Excerpt provided:
■ ■ ■ ■ ■ ■ ■
Compared with ''The House of the Scorpion,'' a science fiction tale about a 142-year-old drug baron ruling an empire along the United States-Mexico border, and ''The Ear, the Eye, and the Arm,'' set in Zimbabwe in 2194, ''The Sea of Trolls'' might seem positively mundane. But don't worry -- this is not just another viking story. Besides raging, smelly Northmen with names like Sven the Vengeful and Eric the Rash, Jack's perilous adventures also involve trolls, dragons, dragonlets, troll-cats, troll-boars, giant snowy owls, a Mountain Queen and Norns, about which don't ask. Beowulf and Grendel have cameo roles.
"The Sea of Trolls blends ancient history and Norse epics with recognizable bits of ''Star Wars'' and ''The Lord of the Rings,'' which only makes sense, since both of those 20th-century sagas owe a conspicuous debt to the mythology of northern Europe.
But Nancy Farmer clearly has no intention of photocopying old genres. She is not afraid to employ archaic, grandiose language, with graceful passages that evoke epic poems, sometimes literally. (She even uses Icelandic type fonts for some phrases.) But her writing is lyrical without being stilted.
Her aversion to stodginess, in fact, sometimes goes too far. She can't resist letting her characters speak in 21st-century wisecracks -- an ironic use of sarcasm and colloquial language that some readers will find irresistible but that this one found distracting. (After a mystical vision makes Jack black out and sink dizzily to his knees, for example, he gets up and explains to baffled villagers, ''It's a bard thing.'' Right.)
That said, Farmer practices her narrative arts with delightful ferocity. Her story snaps with humor and energy, blending poetry and unsentimental violence in passages that are as bracing as a slap.
■ ■ ■ ■ ■ ■ ■
Written exercise 1: Render into French the following sentence from the review of "The Sea of Trolls": "But her writing is lyrical without being stilted."
Written exercise 2: Write the next passage of the review of "The Sea of Trolls," picking up after its final sentence.

Data segment:
■ ■ ■ ■ ■ ■ ■
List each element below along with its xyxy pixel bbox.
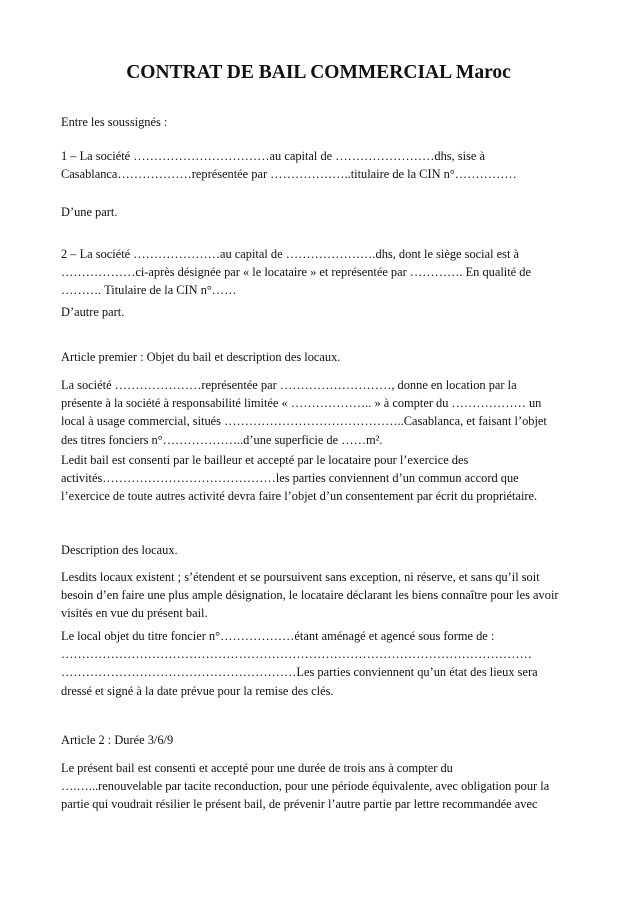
■ ■ ■ ■ ■ ■ ■
Exercise answer 1: Mais son écriture est lyrique sans être guindée.

Exercise answer 2:
Her characters -- even the mythical and animal ones -- ache with longing and are overcome by bitterness and spite. Thus does Farmer shatter the museum glass of history and make her characters live and breathe -- none more, perhaps, than the great Olaf One-Brow, who is heroic and brutal, but also loving, loyal, conceited, dim, sometimes demented and often charming. It's a credit to Farmer that a reader might think this even knowing of Olaf's capacity to gleefully slice the heads off innocent village women and throw their babies into fire.
''The Sea of Trolls'' conveys, more vividly than any textbook, the vikings' storied fatalism, their devotion to heroic death and to a savage afterlife in Valhalla. Hearing the Northmen talk rapturously about the glories of being slaughtered in battle, the sensitive Jack can't understand it, but the reader will."
Lawrence Downes. --New York Times.
The Land of the Silver Apples (second volume)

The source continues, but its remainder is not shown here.